(Entries from a dataset)
####################

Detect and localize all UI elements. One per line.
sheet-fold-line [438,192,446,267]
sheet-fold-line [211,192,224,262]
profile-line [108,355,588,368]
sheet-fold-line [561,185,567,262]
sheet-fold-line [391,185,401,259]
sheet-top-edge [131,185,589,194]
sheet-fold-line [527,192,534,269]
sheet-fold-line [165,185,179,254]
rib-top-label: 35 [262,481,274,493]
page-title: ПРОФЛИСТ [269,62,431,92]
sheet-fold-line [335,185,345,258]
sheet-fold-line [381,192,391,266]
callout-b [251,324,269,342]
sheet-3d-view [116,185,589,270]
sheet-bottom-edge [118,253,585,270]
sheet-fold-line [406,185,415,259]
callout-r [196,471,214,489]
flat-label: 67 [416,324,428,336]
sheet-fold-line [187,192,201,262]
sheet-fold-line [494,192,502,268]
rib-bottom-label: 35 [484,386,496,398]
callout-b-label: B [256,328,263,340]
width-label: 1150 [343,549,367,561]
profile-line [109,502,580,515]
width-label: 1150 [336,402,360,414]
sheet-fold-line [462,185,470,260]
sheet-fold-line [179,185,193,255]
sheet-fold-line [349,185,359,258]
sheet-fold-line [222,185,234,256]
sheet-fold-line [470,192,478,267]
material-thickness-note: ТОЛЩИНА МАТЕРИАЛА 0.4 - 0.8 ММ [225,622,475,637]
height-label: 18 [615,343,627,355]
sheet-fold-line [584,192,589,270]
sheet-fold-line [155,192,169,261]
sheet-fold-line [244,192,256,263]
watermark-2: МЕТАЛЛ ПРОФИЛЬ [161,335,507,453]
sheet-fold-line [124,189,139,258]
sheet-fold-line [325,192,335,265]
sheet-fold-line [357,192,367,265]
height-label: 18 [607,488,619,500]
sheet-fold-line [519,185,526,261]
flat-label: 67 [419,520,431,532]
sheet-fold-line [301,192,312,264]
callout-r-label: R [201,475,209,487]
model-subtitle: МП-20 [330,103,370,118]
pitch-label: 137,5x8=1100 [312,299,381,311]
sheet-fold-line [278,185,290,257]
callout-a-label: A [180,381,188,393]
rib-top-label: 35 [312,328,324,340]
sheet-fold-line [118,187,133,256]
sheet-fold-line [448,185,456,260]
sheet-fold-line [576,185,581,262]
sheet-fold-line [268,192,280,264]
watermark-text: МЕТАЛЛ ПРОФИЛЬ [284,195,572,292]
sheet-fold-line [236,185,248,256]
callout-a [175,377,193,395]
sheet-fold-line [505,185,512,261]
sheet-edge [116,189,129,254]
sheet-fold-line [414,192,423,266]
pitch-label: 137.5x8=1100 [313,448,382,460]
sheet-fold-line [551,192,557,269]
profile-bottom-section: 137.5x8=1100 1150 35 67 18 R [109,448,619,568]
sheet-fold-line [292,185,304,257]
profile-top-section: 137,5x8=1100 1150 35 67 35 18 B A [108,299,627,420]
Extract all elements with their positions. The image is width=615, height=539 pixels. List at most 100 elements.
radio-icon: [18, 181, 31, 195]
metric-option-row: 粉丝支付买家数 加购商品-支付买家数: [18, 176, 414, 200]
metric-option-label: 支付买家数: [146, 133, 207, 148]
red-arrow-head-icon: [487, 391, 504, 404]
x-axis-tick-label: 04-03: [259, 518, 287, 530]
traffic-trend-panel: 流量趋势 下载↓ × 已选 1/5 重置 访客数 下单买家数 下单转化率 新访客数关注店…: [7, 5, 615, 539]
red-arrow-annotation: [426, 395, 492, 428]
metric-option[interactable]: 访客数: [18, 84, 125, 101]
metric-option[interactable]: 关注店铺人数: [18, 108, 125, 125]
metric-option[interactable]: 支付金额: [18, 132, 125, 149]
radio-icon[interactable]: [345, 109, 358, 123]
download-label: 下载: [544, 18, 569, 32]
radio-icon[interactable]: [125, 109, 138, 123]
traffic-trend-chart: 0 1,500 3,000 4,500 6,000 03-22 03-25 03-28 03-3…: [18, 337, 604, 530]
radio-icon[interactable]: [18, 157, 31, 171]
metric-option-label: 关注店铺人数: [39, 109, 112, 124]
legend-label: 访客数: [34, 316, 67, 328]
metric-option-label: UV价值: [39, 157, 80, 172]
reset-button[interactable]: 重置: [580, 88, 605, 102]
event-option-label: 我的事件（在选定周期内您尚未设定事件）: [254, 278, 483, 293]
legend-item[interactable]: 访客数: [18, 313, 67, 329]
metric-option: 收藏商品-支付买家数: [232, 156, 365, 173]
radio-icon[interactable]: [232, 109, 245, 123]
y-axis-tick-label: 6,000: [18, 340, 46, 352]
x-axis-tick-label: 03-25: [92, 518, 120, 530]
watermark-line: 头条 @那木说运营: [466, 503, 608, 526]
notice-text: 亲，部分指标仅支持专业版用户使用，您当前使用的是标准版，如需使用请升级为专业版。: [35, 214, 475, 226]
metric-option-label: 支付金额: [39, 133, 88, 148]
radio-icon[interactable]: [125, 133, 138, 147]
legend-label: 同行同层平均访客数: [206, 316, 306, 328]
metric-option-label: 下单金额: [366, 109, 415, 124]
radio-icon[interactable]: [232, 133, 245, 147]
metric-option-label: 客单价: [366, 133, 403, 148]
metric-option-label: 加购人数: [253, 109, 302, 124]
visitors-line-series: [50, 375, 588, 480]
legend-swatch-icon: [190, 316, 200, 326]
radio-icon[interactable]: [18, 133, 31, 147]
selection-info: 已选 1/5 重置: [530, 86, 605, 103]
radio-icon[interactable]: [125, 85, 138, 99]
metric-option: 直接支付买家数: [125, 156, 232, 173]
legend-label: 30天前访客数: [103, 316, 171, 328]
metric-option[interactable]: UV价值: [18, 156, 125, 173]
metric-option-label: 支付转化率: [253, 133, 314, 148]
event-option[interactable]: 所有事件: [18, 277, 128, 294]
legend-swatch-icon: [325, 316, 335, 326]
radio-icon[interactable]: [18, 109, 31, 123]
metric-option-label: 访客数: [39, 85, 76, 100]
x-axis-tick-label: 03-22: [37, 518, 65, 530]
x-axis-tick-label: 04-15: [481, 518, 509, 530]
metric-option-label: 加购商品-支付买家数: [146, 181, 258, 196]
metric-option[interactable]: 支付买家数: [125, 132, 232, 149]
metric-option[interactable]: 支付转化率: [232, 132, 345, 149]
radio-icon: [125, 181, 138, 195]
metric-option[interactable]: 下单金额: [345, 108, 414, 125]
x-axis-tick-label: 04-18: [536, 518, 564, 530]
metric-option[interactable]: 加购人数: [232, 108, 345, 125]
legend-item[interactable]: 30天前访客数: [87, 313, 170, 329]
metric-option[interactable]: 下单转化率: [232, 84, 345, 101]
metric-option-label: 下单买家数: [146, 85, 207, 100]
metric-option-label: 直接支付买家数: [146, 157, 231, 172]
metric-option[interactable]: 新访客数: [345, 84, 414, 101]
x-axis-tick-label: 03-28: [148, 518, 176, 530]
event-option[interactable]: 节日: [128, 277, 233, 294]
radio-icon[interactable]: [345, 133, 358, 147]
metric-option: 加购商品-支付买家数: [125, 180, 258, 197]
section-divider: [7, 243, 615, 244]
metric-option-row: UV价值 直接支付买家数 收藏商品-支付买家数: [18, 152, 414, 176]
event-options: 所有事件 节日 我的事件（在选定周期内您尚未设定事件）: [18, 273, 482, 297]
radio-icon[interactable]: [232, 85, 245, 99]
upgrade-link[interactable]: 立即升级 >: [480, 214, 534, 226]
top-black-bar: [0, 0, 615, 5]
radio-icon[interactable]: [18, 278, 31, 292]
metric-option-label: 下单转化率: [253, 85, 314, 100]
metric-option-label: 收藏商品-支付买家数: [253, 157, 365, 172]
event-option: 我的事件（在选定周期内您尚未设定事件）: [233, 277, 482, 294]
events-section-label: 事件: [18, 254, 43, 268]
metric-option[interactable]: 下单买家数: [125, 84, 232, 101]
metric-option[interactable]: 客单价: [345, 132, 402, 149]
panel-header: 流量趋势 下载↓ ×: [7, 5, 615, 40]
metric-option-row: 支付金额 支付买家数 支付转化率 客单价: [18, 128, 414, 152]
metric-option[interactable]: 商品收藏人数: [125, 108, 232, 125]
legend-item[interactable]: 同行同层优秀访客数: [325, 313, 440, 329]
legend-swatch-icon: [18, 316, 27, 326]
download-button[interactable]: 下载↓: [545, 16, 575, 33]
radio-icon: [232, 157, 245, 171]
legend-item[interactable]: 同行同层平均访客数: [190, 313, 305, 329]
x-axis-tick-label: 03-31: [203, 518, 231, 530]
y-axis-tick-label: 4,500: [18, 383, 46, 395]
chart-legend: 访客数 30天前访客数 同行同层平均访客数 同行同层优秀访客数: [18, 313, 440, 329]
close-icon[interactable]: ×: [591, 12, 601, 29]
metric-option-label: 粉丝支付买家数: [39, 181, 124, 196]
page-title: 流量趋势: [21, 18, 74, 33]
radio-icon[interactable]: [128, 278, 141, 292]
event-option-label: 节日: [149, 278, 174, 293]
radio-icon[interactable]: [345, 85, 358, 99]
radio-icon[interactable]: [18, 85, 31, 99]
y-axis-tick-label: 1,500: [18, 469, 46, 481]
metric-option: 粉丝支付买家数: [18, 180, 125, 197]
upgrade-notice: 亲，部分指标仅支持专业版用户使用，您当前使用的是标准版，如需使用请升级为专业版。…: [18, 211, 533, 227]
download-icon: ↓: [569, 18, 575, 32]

####################

= TASK REQUIREMENTS =
Rewrite the items from the beginning through the line containing "sheet-fold-line [551,192,557,269]", substituting "profile-contour" for each occurrence of "profile-line" and leaving all other text unchanged.

= OUTPUT FOR THIS TASK =
Detect and localize all UI elements. One per line.
sheet-fold-line [438,192,446,267]
sheet-fold-line [211,192,224,262]
profile-contour [108,355,588,368]
sheet-fold-line [561,185,567,262]
sheet-fold-line [391,185,401,259]
sheet-top-edge [131,185,589,194]
sheet-fold-line [527,192,534,269]
sheet-fold-line [165,185,179,254]
rib-top-label: 35 [262,481,274,493]
page-title: ПРОФЛИСТ [269,62,431,92]
sheet-fold-line [335,185,345,258]
sheet-fold-line [381,192,391,266]
callout-b [251,324,269,342]
sheet-3d-view [116,185,589,270]
sheet-bottom-edge [118,253,585,270]
sheet-fold-line [406,185,415,259]
callout-r [196,471,214,489]
flat-label: 67 [416,324,428,336]
sheet-fold-line [187,192,201,262]
sheet-fold-line [494,192,502,268]
rib-bottom-label: 35 [484,386,496,398]
callout-b-label: B [256,328,263,340]
width-label: 1150 [343,549,367,561]
profile-contour [109,502,580,515]
width-label: 1150 [336,402,360,414]
sheet-fold-line [462,185,470,260]
sheet-fold-line [179,185,193,255]
sheet-fold-line [349,185,359,258]
sheet-fold-line [222,185,234,256]
sheet-fold-line [470,192,478,267]
material-thickness-note: ТОЛЩИНА МАТЕРИАЛА 0.4 - 0.8 ММ [225,622,475,637]
height-label: 18 [615,343,627,355]
sheet-fold-line [584,192,589,270]
sheet-fold-line [155,192,169,261]
sheet-fold-line [244,192,256,263]
watermark-2: МЕТАЛЛ ПРОФИЛЬ [161,335,507,453]
sheet-fold-line [124,189,139,258]
sheet-fold-line [325,192,335,265]
sheet-fold-line [357,192,367,265]
height-label: 18 [607,488,619,500]
sheet-fold-line [519,185,526,261]
flat-label: 67 [419,520,431,532]
sheet-fold-line [301,192,312,264]
callout-r-label: R [201,475,209,487]
model-subtitle: МП-20 [330,103,370,118]
pitch-label: 137,5x8=1100 [312,299,381,311]
sheet-fold-line [278,185,290,257]
callout-a-label: A [180,381,188,393]
rib-top-label: 35 [312,328,324,340]
sheet-fold-line [118,187,133,256]
sheet-fold-line [448,185,456,260]
sheet-fold-line [576,185,581,262]
sheet-fold-line [268,192,280,264]
watermark-text: МЕТАЛЛ ПРОФИЛЬ [284,195,572,292]
sheet-fold-line [236,185,248,256]
callout-a [175,377,193,395]
sheet-fold-line [505,185,512,261]
sheet-edge [116,189,129,254]
sheet-fold-line [414,192,423,266]
pitch-label: 137.5x8=1100 [313,448,382,460]
sheet-fold-line [551,192,557,269]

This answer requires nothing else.